> **Exercise requirements**:
Find every line in the records below that holds the word "Giovanna", and copy each one.

> **Input records**:
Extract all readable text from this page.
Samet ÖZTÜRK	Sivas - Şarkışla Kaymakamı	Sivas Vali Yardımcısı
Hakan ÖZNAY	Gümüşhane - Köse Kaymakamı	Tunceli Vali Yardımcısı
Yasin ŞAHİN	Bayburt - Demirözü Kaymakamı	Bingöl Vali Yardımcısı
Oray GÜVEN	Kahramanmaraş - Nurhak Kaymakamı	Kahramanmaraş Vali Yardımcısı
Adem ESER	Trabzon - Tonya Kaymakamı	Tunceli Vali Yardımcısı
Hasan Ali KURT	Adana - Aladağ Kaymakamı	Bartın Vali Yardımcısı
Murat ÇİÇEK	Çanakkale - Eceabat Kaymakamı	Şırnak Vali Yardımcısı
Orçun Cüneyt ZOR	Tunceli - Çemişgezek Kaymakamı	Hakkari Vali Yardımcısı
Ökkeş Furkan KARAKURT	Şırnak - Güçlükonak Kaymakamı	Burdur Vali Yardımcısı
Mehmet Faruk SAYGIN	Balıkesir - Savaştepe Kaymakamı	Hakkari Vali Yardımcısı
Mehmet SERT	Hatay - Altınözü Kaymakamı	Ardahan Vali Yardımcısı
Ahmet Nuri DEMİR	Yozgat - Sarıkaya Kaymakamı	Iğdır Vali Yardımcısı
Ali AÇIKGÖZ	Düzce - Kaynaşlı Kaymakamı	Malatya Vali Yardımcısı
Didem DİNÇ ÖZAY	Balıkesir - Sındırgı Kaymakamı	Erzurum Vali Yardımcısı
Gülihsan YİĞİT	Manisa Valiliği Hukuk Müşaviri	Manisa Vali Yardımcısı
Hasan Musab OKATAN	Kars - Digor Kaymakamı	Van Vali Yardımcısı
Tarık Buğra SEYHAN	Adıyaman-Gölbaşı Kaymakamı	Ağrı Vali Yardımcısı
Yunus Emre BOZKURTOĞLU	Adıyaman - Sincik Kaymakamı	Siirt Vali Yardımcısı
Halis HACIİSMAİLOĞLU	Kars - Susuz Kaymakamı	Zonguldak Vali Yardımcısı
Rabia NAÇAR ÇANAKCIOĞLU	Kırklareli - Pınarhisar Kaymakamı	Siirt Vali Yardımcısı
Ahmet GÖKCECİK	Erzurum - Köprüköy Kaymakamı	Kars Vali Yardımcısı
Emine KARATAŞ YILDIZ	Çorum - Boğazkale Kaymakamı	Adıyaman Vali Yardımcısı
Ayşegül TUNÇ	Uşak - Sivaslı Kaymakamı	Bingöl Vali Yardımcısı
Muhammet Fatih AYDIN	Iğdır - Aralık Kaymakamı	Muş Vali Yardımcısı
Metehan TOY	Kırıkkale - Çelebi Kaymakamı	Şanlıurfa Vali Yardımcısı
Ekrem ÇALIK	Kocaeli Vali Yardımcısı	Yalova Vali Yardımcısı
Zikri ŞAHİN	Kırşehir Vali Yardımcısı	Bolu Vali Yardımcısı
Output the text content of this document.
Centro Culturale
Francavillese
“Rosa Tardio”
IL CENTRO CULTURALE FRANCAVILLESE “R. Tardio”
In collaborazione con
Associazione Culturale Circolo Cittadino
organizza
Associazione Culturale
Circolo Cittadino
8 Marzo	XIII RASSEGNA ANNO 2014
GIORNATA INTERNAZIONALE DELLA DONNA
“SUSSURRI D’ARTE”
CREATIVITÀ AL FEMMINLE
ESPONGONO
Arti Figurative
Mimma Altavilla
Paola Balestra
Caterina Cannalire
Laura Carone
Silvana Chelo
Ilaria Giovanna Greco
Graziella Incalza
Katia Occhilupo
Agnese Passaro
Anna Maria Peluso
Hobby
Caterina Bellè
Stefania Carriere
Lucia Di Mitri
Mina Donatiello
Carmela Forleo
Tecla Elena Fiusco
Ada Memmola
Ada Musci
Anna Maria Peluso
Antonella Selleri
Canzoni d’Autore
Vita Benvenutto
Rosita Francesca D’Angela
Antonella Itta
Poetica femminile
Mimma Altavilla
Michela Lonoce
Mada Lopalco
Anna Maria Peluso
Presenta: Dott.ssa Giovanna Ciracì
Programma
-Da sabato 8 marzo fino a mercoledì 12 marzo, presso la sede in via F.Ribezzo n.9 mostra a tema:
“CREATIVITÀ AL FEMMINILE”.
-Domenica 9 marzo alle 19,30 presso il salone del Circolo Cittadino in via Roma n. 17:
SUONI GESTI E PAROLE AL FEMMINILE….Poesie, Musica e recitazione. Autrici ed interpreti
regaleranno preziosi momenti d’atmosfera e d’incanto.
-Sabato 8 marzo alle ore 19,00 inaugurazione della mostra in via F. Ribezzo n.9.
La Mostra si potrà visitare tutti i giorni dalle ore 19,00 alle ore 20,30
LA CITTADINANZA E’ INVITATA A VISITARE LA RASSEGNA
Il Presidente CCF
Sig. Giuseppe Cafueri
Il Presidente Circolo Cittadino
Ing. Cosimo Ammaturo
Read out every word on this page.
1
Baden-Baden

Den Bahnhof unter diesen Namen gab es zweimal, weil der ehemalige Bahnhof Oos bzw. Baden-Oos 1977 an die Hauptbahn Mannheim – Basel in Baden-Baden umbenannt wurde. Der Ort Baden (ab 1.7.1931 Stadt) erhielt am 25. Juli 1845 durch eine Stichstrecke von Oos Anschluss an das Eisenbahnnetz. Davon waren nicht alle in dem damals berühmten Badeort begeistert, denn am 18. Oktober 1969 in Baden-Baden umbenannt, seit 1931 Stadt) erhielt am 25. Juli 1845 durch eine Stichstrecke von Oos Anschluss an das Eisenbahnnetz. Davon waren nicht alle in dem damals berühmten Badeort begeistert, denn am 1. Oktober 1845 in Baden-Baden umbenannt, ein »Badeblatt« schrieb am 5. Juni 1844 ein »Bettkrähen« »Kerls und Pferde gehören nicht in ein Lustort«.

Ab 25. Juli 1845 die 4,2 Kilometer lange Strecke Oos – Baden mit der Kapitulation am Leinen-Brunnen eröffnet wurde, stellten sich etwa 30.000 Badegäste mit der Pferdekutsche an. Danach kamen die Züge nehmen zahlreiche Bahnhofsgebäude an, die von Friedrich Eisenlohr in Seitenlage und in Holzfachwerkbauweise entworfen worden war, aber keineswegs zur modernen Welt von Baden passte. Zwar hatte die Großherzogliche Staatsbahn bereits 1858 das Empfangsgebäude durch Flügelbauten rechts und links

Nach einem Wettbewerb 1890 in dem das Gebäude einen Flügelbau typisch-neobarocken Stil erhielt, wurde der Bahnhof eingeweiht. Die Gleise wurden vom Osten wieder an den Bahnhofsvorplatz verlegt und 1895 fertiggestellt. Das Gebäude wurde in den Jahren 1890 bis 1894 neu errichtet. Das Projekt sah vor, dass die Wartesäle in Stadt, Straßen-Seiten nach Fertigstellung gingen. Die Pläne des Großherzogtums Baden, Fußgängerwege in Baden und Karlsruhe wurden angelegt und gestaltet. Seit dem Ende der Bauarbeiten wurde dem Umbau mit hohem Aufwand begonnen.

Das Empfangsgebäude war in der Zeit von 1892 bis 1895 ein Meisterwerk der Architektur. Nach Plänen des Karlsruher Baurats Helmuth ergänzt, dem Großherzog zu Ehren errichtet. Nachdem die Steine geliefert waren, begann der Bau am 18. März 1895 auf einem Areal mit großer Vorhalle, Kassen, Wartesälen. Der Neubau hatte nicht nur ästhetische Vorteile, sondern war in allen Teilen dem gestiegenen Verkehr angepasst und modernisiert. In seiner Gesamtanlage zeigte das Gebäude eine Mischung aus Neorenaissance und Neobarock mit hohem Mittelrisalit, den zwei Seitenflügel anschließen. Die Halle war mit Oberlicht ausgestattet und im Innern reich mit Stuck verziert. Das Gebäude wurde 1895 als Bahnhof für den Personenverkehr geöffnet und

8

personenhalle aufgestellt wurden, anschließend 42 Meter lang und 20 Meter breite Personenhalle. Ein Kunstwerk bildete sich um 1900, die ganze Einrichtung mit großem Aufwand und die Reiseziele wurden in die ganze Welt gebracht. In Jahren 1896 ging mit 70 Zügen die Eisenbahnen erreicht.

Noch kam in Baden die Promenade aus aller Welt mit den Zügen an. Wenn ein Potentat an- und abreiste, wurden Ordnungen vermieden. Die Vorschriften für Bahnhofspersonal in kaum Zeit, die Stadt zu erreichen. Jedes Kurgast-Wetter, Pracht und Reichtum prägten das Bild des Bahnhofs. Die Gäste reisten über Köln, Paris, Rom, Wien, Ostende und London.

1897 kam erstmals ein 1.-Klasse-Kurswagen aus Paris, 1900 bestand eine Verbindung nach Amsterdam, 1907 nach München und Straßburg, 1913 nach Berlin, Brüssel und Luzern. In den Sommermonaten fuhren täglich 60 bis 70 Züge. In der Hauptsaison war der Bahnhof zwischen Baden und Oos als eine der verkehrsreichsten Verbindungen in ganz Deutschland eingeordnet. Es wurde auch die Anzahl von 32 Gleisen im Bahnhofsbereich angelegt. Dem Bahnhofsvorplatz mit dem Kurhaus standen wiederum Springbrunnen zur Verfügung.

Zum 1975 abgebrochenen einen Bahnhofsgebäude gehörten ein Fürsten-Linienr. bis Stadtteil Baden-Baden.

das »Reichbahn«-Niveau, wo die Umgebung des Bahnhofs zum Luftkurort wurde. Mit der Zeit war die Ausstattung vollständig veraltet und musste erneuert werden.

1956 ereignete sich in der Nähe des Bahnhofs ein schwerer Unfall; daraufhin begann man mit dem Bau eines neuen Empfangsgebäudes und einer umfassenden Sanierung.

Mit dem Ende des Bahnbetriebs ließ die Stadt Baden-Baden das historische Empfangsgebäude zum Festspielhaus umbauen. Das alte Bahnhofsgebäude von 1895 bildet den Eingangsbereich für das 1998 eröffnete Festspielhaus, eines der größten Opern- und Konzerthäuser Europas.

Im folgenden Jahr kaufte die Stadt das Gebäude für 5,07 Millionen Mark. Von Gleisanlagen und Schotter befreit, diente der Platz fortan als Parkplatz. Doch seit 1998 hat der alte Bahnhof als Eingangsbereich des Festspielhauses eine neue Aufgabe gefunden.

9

> **Reply to the exercise**:
Ilaria Giovanna Greco
Presenta: Dott.ssa Giovanna Ciracì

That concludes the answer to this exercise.